Find the string "⁸⁵Rb" and gather every line that holds it.

* Begin Material for the task *

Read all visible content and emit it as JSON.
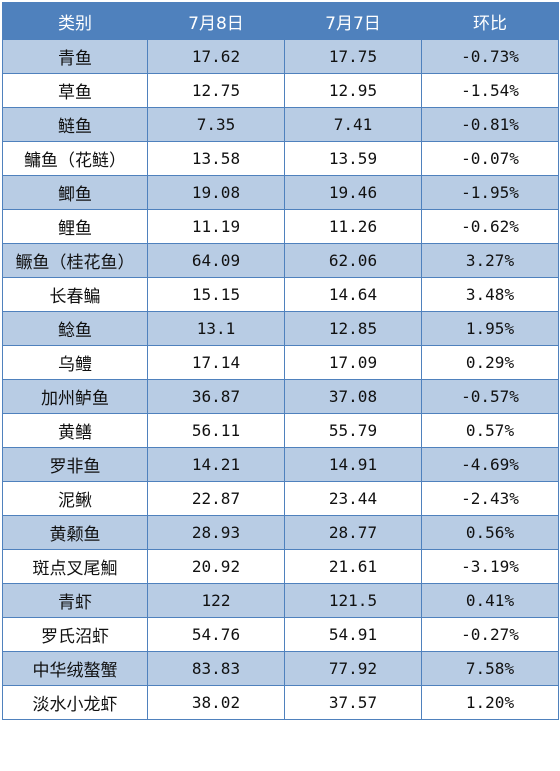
{
  "columns": [
    "类别",
    "7月8日",
    "7月7日",
    "环比"
  ],
  "rows": [
    {
      "category": "青鱼",
      "jul8": "17.62",
      "jul7": "17.75",
      "change": "-0.73%"
    },
    {
      "category": "草鱼",
      "jul8": "12.75",
      "jul7": "12.95",
      "change": "-1.54%"
    },
    {
      "category": "鲢鱼",
      "jul8": "7.35",
      "jul7": "7.41",
      "change": "-0.81%"
    },
    {
      "category": "鳙鱼（花鲢）",
      "jul8": "13.58",
      "jul7": "13.59",
      "change": "-0.07%"
    },
    {
      "category": "鲫鱼",
      "jul8": "19.08",
      "jul7": "19.46",
      "change": "-1.95%"
    },
    {
      "category": "鲤鱼",
      "jul8": "11.19",
      "jul7": "11.26",
      "change": "-0.62%"
    },
    {
      "category": "鳜鱼（桂花鱼）",
      "jul8": "64.09",
      "jul7": "62.06",
      "change": "3.27%"
    },
    {
      "category": "长春鳊",
      "jul8": "15.15",
      "jul7": "14.64",
      "change": "3.48%"
    },
    {
      "category": "鲶鱼",
      "jul8": "13.1",
      "jul7": "12.85",
      "change": "1.95%"
    },
    {
      "category": "乌鳢",
      "jul8": "17.14",
      "jul7": "17.09",
      "change": "0.29%"
    },
    {
      "category": "加州鲈鱼",
      "jul8": "36.87",
      "jul7": "37.08",
      "change": "-0.57%"
    },
    {
      "category": "黄鳝",
      "jul8": "56.11",
      "jul7": "55.79",
      "change": "0.57%"
    },
    {
      "category": "罗非鱼",
      "jul8": "14.21",
      "jul7": "14.91",
      "change": "-4.69%"
    },
    {
      "category": "泥鳅",
      "jul8": "22.87",
      "jul7": "23.44",
      "change": "-2.43%"
    },
    {
      "category": "黄颡鱼",
      "jul8": "28.93",
      "jul7": "28.77",
      "change": "0.56%"
    },
    {
      "category": "斑点叉尾鮰",
      "jul8": "20.92",
      "jul7": "21.61",
      "change": "-3.19%"
    },
    {
      "category": "青虾",
      "jul8": "122",
      "jul7": "121.5",
      "change": "0.41%"
    },
    {
      "category": "罗氏沼虾",
      "jul8": "54.76",
      "jul7": "54.91",
      "change": "-0.27%"
    },
    {
      "category": "中华绒螯蟹",
      "jul8": "83.83",
      "jul7": "77.92",
      "change": "7.58%"
    },
    {
      "category": "淡水小龙虾",
      "jul8": "38.02",
      "jul7": "37.57",
      "change": "1.20%"
    }
  ],
  "colors": {
    "header": "#4f81bd",
    "shade": "#b8cce4",
    "border": "#4f81bd"
  }
}
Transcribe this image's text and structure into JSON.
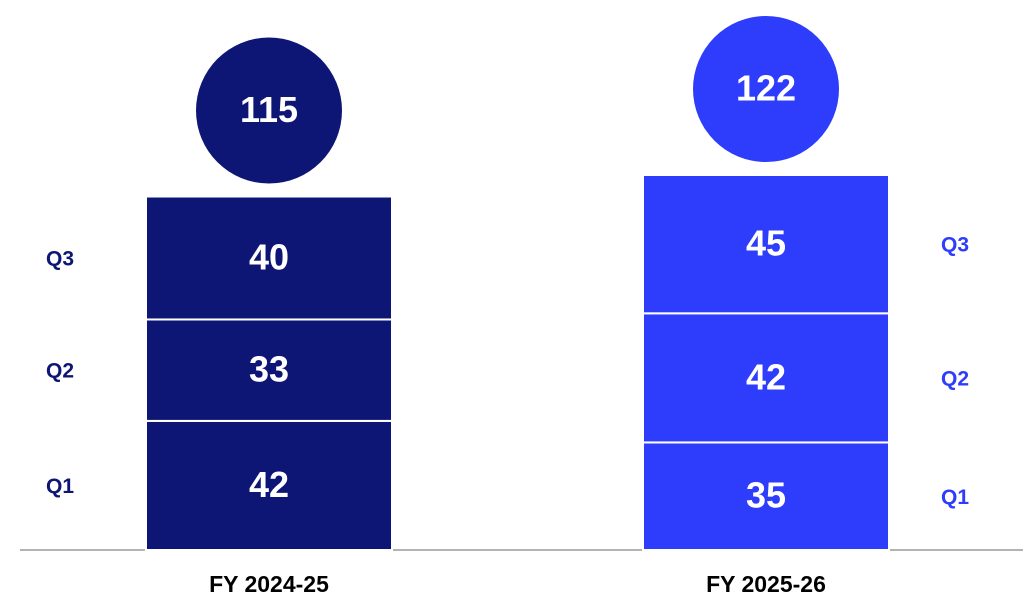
{
  "chart_data": {
    "type": "stacked_bar",
    "categories": [
      "FY 2024-25",
      "FY 2025-26"
    ],
    "category_colors": [
      "#0e1675",
      "#2e3cfc"
    ],
    "series": [
      {
        "name": "Q1",
        "values": [
          42,
          35
        ]
      },
      {
        "name": "Q2",
        "values": [
          33,
          42
        ]
      },
      {
        "name": "Q3",
        "values": [
          40,
          45
        ]
      }
    ],
    "totals": [
      115,
      122
    ]
  }
}
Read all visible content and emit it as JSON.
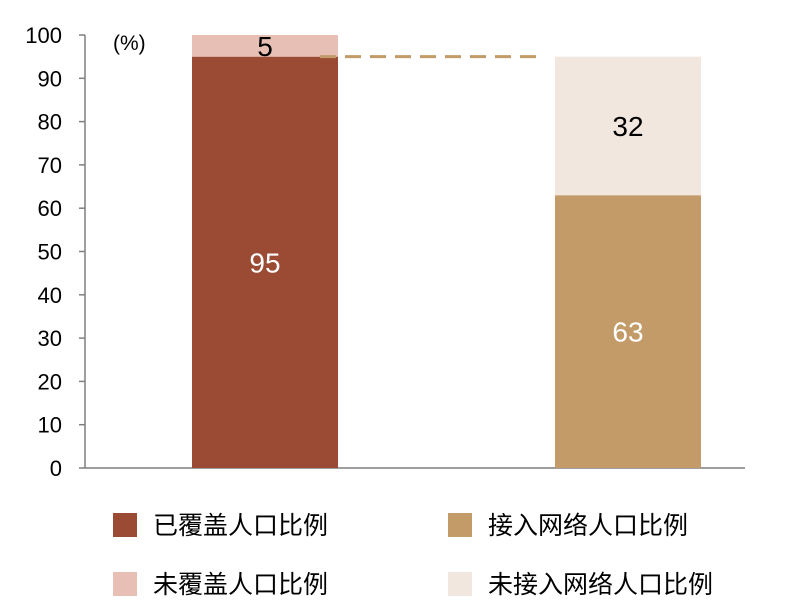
{
  "chart_data": {
    "type": "bar",
    "stacked": true,
    "categories": [
      "",
      ""
    ],
    "unit_label": "(%)",
    "ylim": [
      0,
      100
    ],
    "yticks": [
      0,
      10,
      20,
      30,
      40,
      50,
      60,
      70,
      80,
      90,
      100
    ],
    "grid": false,
    "legend_position": "bottom",
    "series": [
      {
        "name": "已覆盖人口比例",
        "values": [
          95,
          null
        ],
        "color": "#9b4a33",
        "label_color": "#ffffff"
      },
      {
        "name": "未覆盖人口比例",
        "values": [
          5,
          null
        ],
        "color": "#e8bfb4",
        "label_color": "#000000"
      },
      {
        "name": "接入网络人口比例",
        "values": [
          null,
          63
        ],
        "color": "#c29b68",
        "label_color": "#ffffff"
      },
      {
        "name": "未接入网络人口比例",
        "values": [
          null,
          32
        ],
        "color": "#f1e7de",
        "label_color": "#000000"
      }
    ],
    "reference_line": {
      "value": 95,
      "style": "dashed",
      "color": "#c29b68"
    }
  }
}
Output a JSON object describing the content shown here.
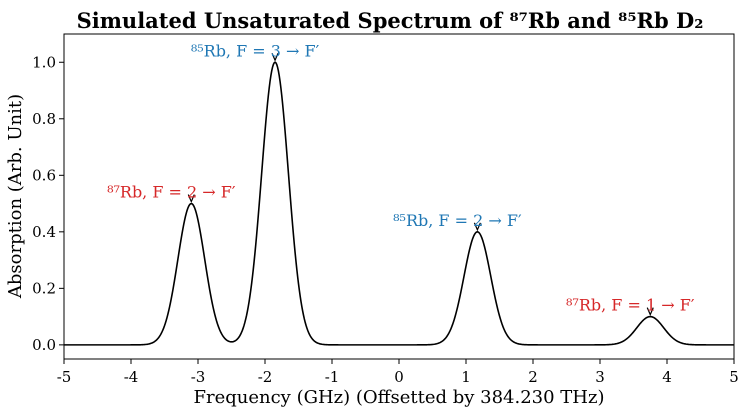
{
  "chart_data": {
    "type": "line",
    "title": "Simulated Unsaturated Spectrum of ⁸⁷Rb and ⁸⁵Rb D₂",
    "xlabel": "Frequency (GHz) (Offsetted by 384.230 THz)",
    "ylabel": "Absorption (Arb. Unit)",
    "xlim": [
      -5,
      5
    ],
    "ylim": [
      -0.05,
      1.1
    ],
    "xticks": [
      -5,
      -4,
      -3,
      -2,
      -1,
      0,
      1,
      2,
      3,
      4,
      5
    ],
    "xtick_labels": [
      "-5",
      "-4",
      "-3",
      "-2",
      "-1",
      "0",
      "1",
      "2",
      "3",
      "4",
      "5"
    ],
    "yticks": [
      0.0,
      0.2,
      0.4,
      0.6,
      0.8,
      1.0
    ],
    "ytick_labels": [
      "0.0",
      "0.2",
      "0.4",
      "0.6",
      "0.8",
      "1.0"
    ],
    "grid": false,
    "line_color": "#000000",
    "peak_width_sigma_ghz": 0.2,
    "peaks": [
      {
        "x": -3.1,
        "y": 0.5,
        "label": "⁸⁷Rb,  F = 2 → F′",
        "color": "#d62728"
      },
      {
        "x": -1.85,
        "y": 1.0,
        "label": "⁸⁵Rb,  F = 3 → F′",
        "color": "#1f77b4"
      },
      {
        "x": 1.17,
        "y": 0.4,
        "label": "⁸⁵Rb,  F = 2 → F′",
        "color": "#1f77b4"
      },
      {
        "x": 3.75,
        "y": 0.1,
        "label": "⁸⁷Rb,  F = 1 → F′",
        "color": "#d62728"
      }
    ]
  }
}
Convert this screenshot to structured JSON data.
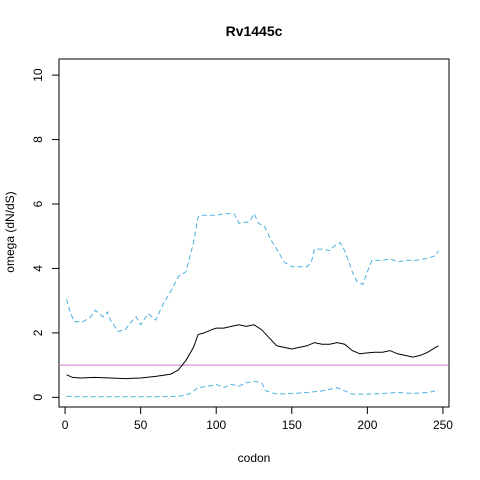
{
  "chart_data": {
    "type": "line",
    "title": "Rv1445c",
    "xlabel": "codon",
    "ylabel": "omega (dN/dS)",
    "xlim": [
      -4,
      254
    ],
    "ylim": [
      -0.3,
      10.5
    ],
    "xticks": [
      0,
      50,
      100,
      150,
      200,
      250
    ],
    "yticks": [
      0,
      2,
      4,
      6,
      8,
      10
    ],
    "grid": false,
    "legend": "none",
    "reference_line": {
      "y": 1,
      "color": "#c77cc7"
    },
    "series": [
      {
        "role": "estimate",
        "color": "#000000",
        "dash": "solid",
        "points": [
          [
            1,
            0.7
          ],
          [
            5,
            0.62
          ],
          [
            10,
            0.6
          ],
          [
            20,
            0.62
          ],
          [
            30,
            0.6
          ],
          [
            40,
            0.58
          ],
          [
            50,
            0.6
          ],
          [
            60,
            0.65
          ],
          [
            70,
            0.72
          ],
          [
            75,
            0.85
          ],
          [
            80,
            1.15
          ],
          [
            85,
            1.55
          ],
          [
            88,
            1.95
          ],
          [
            92,
            2.0
          ],
          [
            97,
            2.1
          ],
          [
            100,
            2.15
          ],
          [
            105,
            2.15
          ],
          [
            110,
            2.2
          ],
          [
            115,
            2.25
          ],
          [
            120,
            2.2
          ],
          [
            125,
            2.25
          ],
          [
            130,
            2.1
          ],
          [
            135,
            1.85
          ],
          [
            140,
            1.6
          ],
          [
            145,
            1.55
          ],
          [
            150,
            1.5
          ],
          [
            155,
            1.55
          ],
          [
            160,
            1.6
          ],
          [
            165,
            1.7
          ],
          [
            170,
            1.65
          ],
          [
            175,
            1.65
          ],
          [
            180,
            1.7
          ],
          [
            185,
            1.65
          ],
          [
            190,
            1.45
          ],
          [
            195,
            1.35
          ],
          [
            200,
            1.38
          ],
          [
            205,
            1.4
          ],
          [
            210,
            1.4
          ],
          [
            215,
            1.45
          ],
          [
            220,
            1.35
          ],
          [
            225,
            1.3
          ],
          [
            230,
            1.25
          ],
          [
            235,
            1.3
          ],
          [
            240,
            1.4
          ],
          [
            245,
            1.55
          ],
          [
            247,
            1.6
          ]
        ]
      },
      {
        "role": "upper",
        "color": "#4fb0e0",
        "dash": "dashed",
        "points": [
          [
            1,
            3.05
          ],
          [
            3,
            2.7
          ],
          [
            6,
            2.35
          ],
          [
            12,
            2.35
          ],
          [
            17,
            2.5
          ],
          [
            20,
            2.7
          ],
          [
            25,
            2.5
          ],
          [
            28,
            2.65
          ],
          [
            30,
            2.4
          ],
          [
            35,
            2.05
          ],
          [
            40,
            2.1
          ],
          [
            43,
            2.3
          ],
          [
            47,
            2.5
          ],
          [
            50,
            2.25
          ],
          [
            55,
            2.6
          ],
          [
            60,
            2.4
          ],
          [
            65,
            2.9
          ],
          [
            70,
            3.3
          ],
          [
            75,
            3.75
          ],
          [
            80,
            3.9
          ],
          [
            85,
            4.8
          ],
          [
            88,
            5.6
          ],
          [
            90,
            5.65
          ],
          [
            100,
            5.65
          ],
          [
            106,
            5.7
          ],
          [
            112,
            5.7
          ],
          [
            115,
            5.4
          ],
          [
            122,
            5.45
          ],
          [
            125,
            5.7
          ],
          [
            128,
            5.4
          ],
          [
            132,
            5.3
          ],
          [
            136,
            4.9
          ],
          [
            140,
            4.6
          ],
          [
            145,
            4.2
          ],
          [
            150,
            4.05
          ],
          [
            155,
            4.05
          ],
          [
            160,
            4.05
          ],
          [
            163,
            4.2
          ],
          [
            165,
            4.6
          ],
          [
            170,
            4.6
          ],
          [
            175,
            4.55
          ],
          [
            178,
            4.7
          ],
          [
            182,
            4.8
          ],
          [
            185,
            4.55
          ],
          [
            190,
            3.9
          ],
          [
            193,
            3.6
          ],
          [
            197,
            3.5
          ],
          [
            200,
            3.9
          ],
          [
            203,
            4.25
          ],
          [
            210,
            4.25
          ],
          [
            215,
            4.3
          ],
          [
            220,
            4.2
          ],
          [
            225,
            4.25
          ],
          [
            232,
            4.25
          ],
          [
            238,
            4.3
          ],
          [
            242,
            4.35
          ],
          [
            245,
            4.4
          ],
          [
            247,
            4.55
          ]
        ]
      },
      {
        "role": "lower",
        "color": "#4fb0e0",
        "dash": "dashed",
        "points": [
          [
            1,
            0.03
          ],
          [
            10,
            0.02
          ],
          [
            20,
            0.02
          ],
          [
            40,
            0.02
          ],
          [
            60,
            0.02
          ],
          [
            75,
            0.03
          ],
          [
            82,
            0.1
          ],
          [
            88,
            0.3
          ],
          [
            95,
            0.35
          ],
          [
            100,
            0.4
          ],
          [
            105,
            0.3
          ],
          [
            110,
            0.4
          ],
          [
            115,
            0.35
          ],
          [
            120,
            0.45
          ],
          [
            125,
            0.5
          ],
          [
            130,
            0.45
          ],
          [
            133,
            0.2
          ],
          [
            140,
            0.1
          ],
          [
            150,
            0.12
          ],
          [
            160,
            0.15
          ],
          [
            170,
            0.2
          ],
          [
            180,
            0.3
          ],
          [
            185,
            0.2
          ],
          [
            190,
            0.1
          ],
          [
            200,
            0.1
          ],
          [
            210,
            0.12
          ],
          [
            220,
            0.15
          ],
          [
            230,
            0.12
          ],
          [
            240,
            0.15
          ],
          [
            247,
            0.22
          ]
        ]
      }
    ]
  }
}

* End Material for the task *

Correct result =>
    "title": "Simulated Unsaturated Spectrum of ⁸⁷Rb and ⁸⁵Rb D₂",
        "label": "⁸⁵Rb,  F = 3 → F′",
        "label": "⁸⁵Rb,  F = 2 → F′",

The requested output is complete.